— Start Data provided —

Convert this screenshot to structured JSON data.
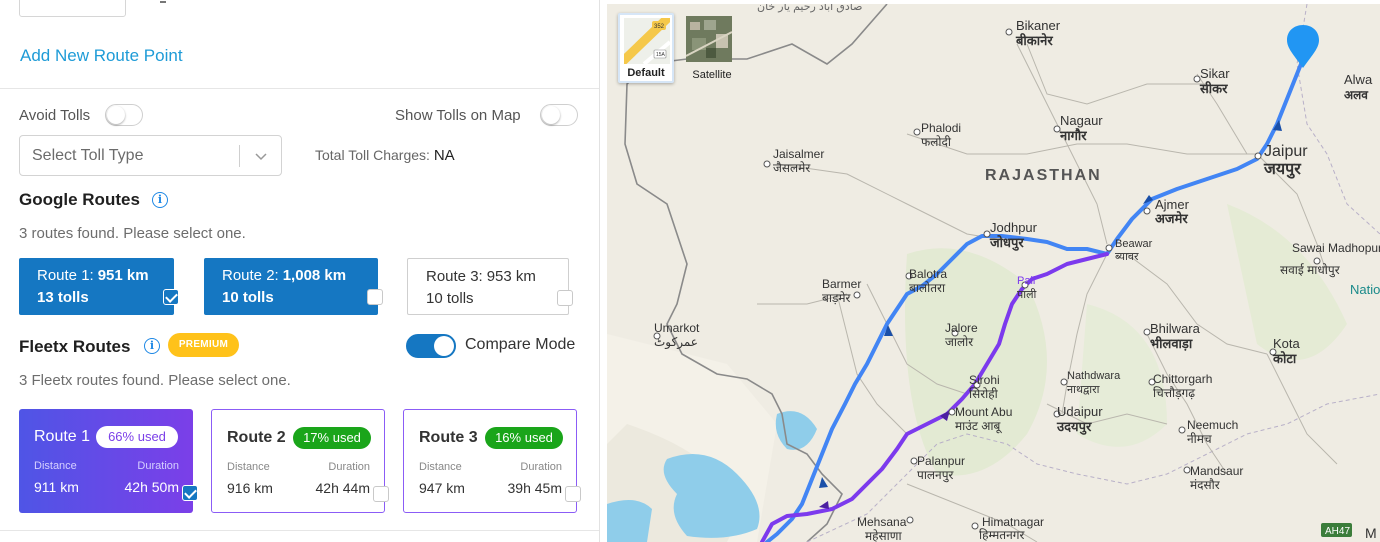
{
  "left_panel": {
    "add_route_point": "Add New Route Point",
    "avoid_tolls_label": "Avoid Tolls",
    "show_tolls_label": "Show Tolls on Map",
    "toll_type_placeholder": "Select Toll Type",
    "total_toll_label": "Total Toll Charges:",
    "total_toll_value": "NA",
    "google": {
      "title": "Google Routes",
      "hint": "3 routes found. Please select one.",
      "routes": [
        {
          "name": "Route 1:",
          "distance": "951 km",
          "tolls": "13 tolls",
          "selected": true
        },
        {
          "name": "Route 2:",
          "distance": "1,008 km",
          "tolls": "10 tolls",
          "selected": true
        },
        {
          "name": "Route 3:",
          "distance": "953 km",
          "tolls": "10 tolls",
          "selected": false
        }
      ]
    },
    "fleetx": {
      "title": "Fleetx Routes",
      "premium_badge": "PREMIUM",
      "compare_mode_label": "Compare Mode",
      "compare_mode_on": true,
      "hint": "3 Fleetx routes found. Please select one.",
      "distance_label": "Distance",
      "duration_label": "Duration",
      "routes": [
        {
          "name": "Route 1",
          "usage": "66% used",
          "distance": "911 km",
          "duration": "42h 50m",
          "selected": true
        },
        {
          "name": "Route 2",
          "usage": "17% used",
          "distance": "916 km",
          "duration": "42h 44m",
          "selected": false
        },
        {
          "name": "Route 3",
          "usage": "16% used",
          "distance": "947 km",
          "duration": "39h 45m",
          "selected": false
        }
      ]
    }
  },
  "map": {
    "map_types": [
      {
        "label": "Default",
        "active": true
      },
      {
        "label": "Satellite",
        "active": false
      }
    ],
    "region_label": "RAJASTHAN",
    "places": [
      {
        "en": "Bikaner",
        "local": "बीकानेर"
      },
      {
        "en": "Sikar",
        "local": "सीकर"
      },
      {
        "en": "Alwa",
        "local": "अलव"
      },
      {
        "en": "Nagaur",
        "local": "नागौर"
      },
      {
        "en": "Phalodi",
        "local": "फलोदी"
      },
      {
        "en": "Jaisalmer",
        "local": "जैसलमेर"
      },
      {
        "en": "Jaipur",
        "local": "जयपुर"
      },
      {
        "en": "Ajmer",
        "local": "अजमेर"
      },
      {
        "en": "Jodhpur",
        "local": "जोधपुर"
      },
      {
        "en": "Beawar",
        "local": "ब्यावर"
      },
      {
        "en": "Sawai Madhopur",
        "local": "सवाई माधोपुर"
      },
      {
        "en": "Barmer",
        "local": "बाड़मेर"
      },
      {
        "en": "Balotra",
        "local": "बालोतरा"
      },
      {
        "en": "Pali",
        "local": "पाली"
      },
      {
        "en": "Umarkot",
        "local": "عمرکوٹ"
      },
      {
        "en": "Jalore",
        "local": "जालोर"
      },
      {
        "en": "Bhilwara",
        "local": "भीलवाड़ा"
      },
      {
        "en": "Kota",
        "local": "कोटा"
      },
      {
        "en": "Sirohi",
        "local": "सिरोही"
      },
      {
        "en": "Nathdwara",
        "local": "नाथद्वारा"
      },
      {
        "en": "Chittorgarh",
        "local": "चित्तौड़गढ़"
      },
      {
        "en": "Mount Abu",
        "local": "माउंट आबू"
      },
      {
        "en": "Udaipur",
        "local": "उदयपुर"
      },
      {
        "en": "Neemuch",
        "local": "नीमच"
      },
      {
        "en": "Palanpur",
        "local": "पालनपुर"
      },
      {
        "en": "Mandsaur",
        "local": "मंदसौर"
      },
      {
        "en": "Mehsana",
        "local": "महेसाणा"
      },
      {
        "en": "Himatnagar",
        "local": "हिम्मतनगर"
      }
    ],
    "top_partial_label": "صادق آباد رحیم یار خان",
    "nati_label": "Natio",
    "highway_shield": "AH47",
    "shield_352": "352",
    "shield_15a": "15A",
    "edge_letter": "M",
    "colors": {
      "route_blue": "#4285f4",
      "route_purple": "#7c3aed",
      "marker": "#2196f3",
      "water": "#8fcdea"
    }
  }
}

— End Data provided —
— Start Data provided —

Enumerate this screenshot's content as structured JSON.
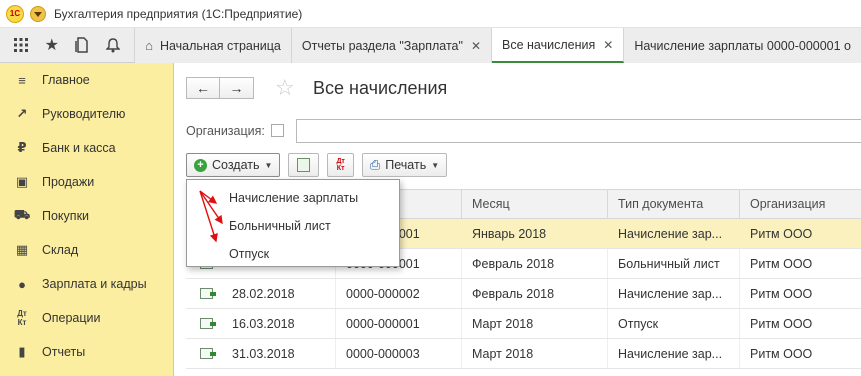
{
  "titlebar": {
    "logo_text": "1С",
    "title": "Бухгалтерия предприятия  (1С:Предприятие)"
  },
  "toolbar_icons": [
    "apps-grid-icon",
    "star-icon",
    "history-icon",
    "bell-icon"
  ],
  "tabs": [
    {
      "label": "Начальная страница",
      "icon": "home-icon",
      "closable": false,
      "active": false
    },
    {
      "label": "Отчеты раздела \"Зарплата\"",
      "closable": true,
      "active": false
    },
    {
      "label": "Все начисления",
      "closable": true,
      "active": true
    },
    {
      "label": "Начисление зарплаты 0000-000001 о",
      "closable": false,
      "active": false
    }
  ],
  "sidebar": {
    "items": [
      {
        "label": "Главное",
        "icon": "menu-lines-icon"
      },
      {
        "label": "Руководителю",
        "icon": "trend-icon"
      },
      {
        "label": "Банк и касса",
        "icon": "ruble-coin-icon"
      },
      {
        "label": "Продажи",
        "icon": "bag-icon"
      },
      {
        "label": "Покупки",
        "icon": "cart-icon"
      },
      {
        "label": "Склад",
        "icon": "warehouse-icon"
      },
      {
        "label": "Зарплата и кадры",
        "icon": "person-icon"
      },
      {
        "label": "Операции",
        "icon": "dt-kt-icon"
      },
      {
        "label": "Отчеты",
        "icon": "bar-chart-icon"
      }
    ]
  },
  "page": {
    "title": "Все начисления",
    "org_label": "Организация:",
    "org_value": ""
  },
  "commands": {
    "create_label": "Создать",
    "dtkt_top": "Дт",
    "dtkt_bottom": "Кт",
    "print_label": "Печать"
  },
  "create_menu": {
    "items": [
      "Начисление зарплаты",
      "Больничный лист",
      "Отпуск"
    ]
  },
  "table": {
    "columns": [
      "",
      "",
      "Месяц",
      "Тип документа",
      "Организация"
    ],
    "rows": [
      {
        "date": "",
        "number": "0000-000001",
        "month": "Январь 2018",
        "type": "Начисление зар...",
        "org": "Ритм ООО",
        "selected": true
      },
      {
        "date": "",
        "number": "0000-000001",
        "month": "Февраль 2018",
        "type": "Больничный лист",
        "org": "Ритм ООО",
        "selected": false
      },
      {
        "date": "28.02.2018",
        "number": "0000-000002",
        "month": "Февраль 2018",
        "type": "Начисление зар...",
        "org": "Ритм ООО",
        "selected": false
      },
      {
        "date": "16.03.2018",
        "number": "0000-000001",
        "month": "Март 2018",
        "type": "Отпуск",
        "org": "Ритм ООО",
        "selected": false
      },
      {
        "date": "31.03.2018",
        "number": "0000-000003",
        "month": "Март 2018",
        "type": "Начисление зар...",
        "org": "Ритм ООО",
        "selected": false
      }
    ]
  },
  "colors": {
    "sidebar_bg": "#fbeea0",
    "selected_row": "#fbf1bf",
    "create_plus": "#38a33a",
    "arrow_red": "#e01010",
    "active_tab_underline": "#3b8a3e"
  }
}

— End Data provided —
— Start Data provided —

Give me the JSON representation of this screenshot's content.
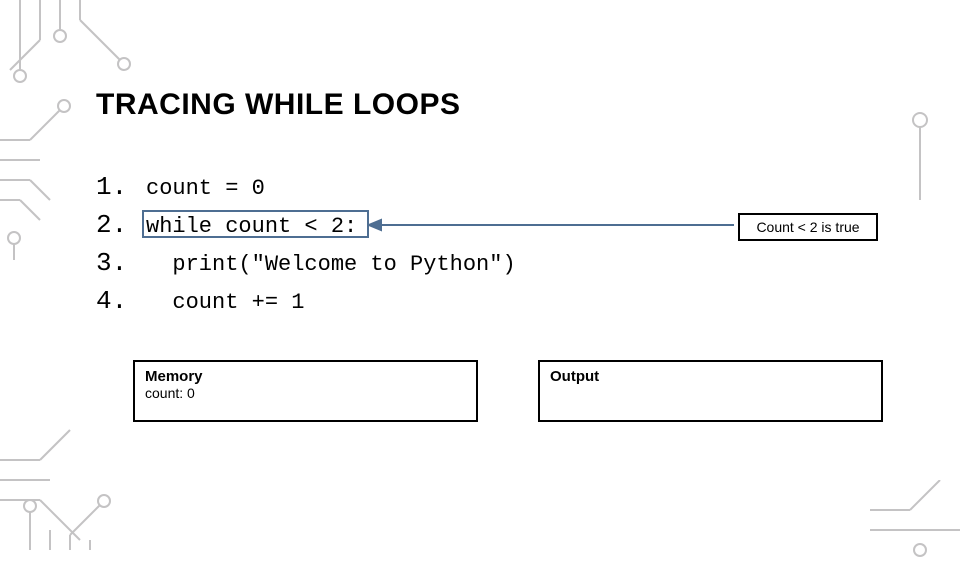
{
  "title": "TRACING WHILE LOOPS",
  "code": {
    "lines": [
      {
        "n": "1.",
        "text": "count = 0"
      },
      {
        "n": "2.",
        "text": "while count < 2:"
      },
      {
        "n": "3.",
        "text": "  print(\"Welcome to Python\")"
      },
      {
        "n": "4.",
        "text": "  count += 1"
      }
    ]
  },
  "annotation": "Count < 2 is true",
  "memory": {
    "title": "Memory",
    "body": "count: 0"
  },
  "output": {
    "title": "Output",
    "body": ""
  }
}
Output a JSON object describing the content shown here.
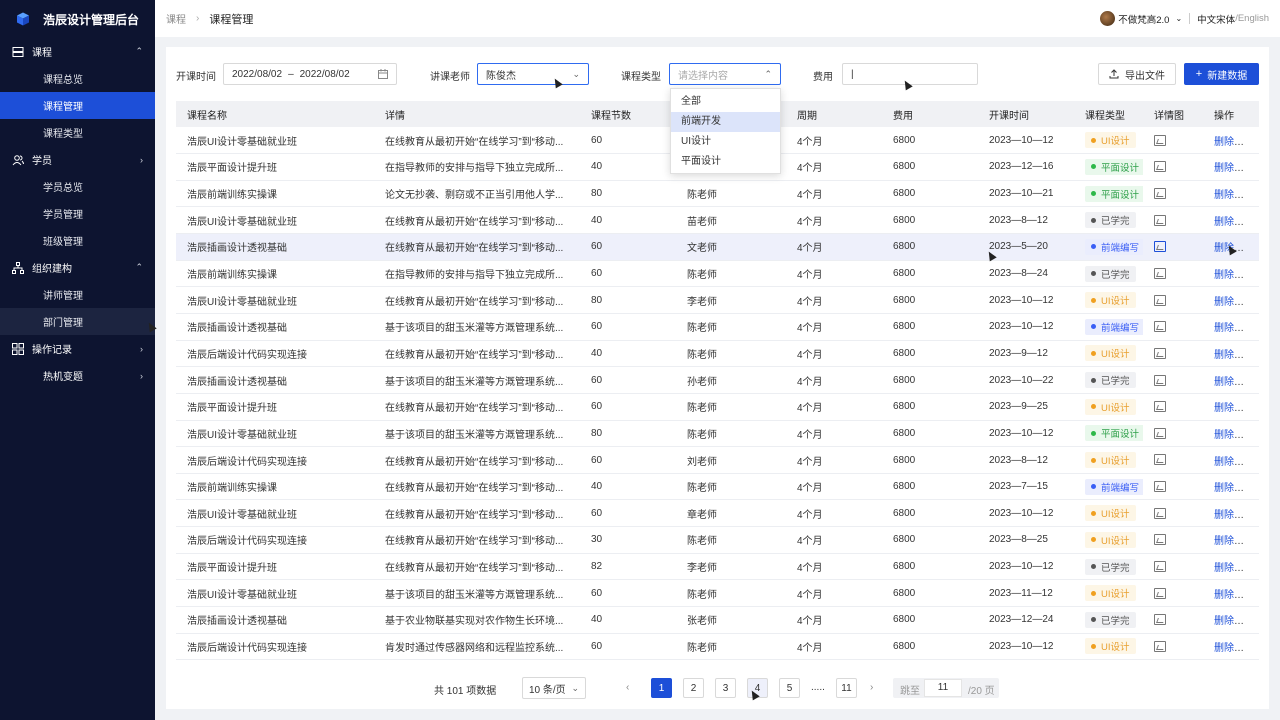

— End Data provided —

▶ **Task**
Look above for the line with "Give me the" and the line with "Output a JSON"; set down those two lines and all lines between them exactly, without pictures and without anything else.

▶ **Full solution**
Give me the JSON representation of this screenshot's content.
{
  "title": "TRACING WHILE LOOPS",
  "code": {
    "lines": [
      {
        "n": "1.",
        "text": "count = 0"
      },
      {
        "n": "2.",
        "text": "while count < 2:"
      },
      {
        "n": "3.",
        "text": "  print(\"Welcome to Python\")"
      },
      {
        "n": "4.",
        "text": "  count += 1"
      }
    ]
  },
  "annotation": "Count < 2 is true",
  "memory": {
    "title": "Memory",
    "body": "count: 0"
  },
  "output": {
    "title": "Output",
    "body": ""
  }
}
Output a JSON object describing the content shown here.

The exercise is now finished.